**STORED RECORDS**
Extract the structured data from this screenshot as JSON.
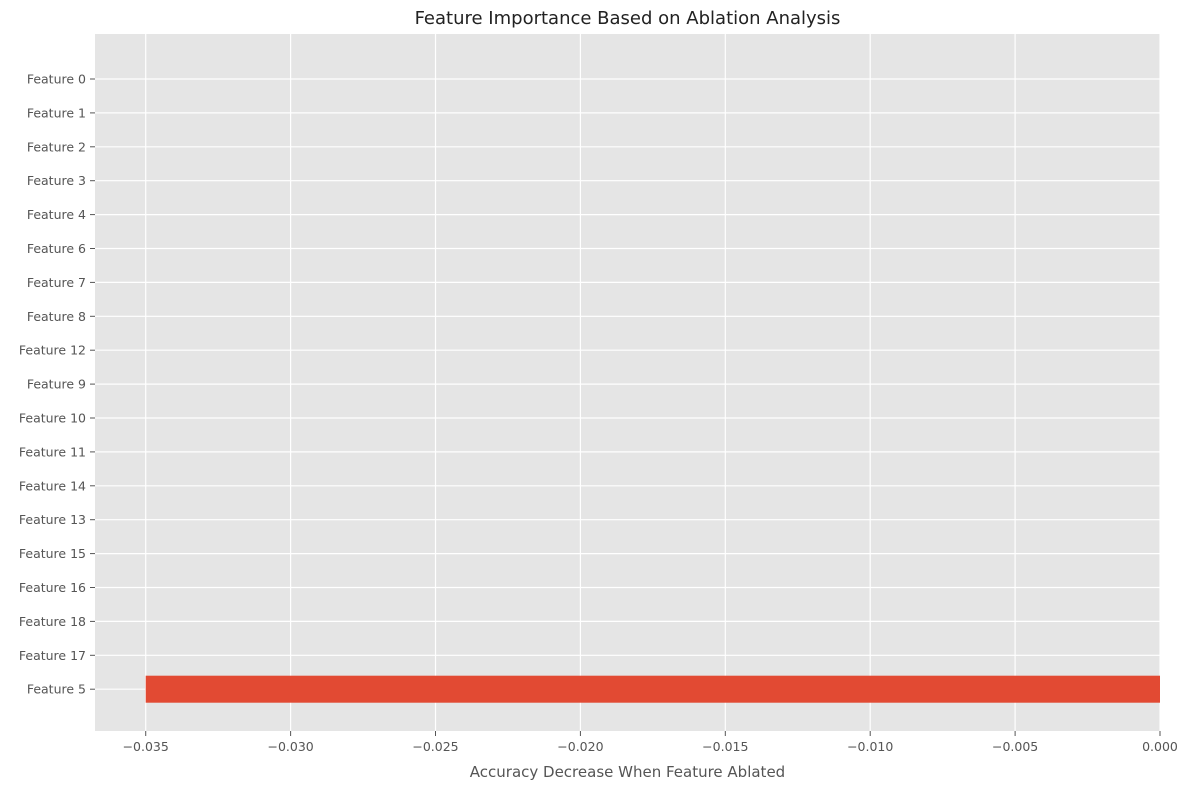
{
  "chart_data": {
    "type": "bar",
    "orientation": "horizontal",
    "title": "Feature Importance Based on Ablation Analysis",
    "xlabel": "Accuracy Decrease When Feature Ablated",
    "ylabel": "",
    "categories": [
      "Feature 0",
      "Feature 1",
      "Feature 2",
      "Feature 3",
      "Feature 4",
      "Feature 6",
      "Feature 7",
      "Feature 8",
      "Feature 12",
      "Feature 9",
      "Feature 10",
      "Feature 11",
      "Feature 14",
      "Feature 13",
      "Feature 15",
      "Feature 16",
      "Feature 18",
      "Feature 17",
      "Feature 5"
    ],
    "values": [
      0,
      0,
      0,
      0,
      0,
      0,
      0,
      0,
      0,
      0,
      0,
      0,
      0,
      0,
      0,
      0,
      0,
      0,
      -0.035
    ],
    "xlim": [
      -0.03675,
      0
    ],
    "xticks": [
      -0.035,
      -0.03,
      -0.025,
      -0.02,
      -0.015,
      -0.01,
      -0.005,
      0
    ],
    "xtick_labels": [
      "−0.035",
      "−0.030",
      "−0.025",
      "−0.020",
      "−0.015",
      "−0.010",
      "−0.005",
      "0.000"
    ],
    "grid": true,
    "legend": "none",
    "colors": {
      "bar": "#E24A33",
      "background": "#E5E5E5",
      "grid": "#FFFFFF"
    }
  }
}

**TASK TO CARRY OUT**
Print out the whole of the material word for word, without pictures.

**EXERCISE OUTPUT**
Extract the structured data from this screenshot as JSON.
{
  "chart_data": {
    "type": "bar",
    "orientation": "horizontal",
    "title": "Feature Importance Based on Ablation Analysis",
    "xlabel": "Accuracy Decrease When Feature Ablated",
    "ylabel": "",
    "categories": [
      "Feature 0",
      "Feature 1",
      "Feature 2",
      "Feature 3",
      "Feature 4",
      "Feature 6",
      "Feature 7",
      "Feature 8",
      "Feature 12",
      "Feature 9",
      "Feature 10",
      "Feature 11",
      "Feature 14",
      "Feature 13",
      "Feature 15",
      "Feature 16",
      "Feature 18",
      "Feature 17",
      "Feature 5"
    ],
    "values": [
      0,
      0,
      0,
      0,
      0,
      0,
      0,
      0,
      0,
      0,
      0,
      0,
      0,
      0,
      0,
      0,
      0,
      0,
      -0.035
    ],
    "xlim": [
      -0.03675,
      0
    ],
    "xticks": [
      -0.035,
      -0.03,
      -0.025,
      -0.02,
      -0.015,
      -0.01,
      -0.005,
      0
    ],
    "xtick_labels": [
      "−0.035",
      "−0.030",
      "−0.025",
      "−0.020",
      "−0.015",
      "−0.010",
      "−0.005",
      "0.000"
    ],
    "grid": true,
    "legend": "none",
    "colors": {
      "bar": "#E24A33",
      "background": "#E5E5E5",
      "grid": "#FFFFFF"
    }
  }
}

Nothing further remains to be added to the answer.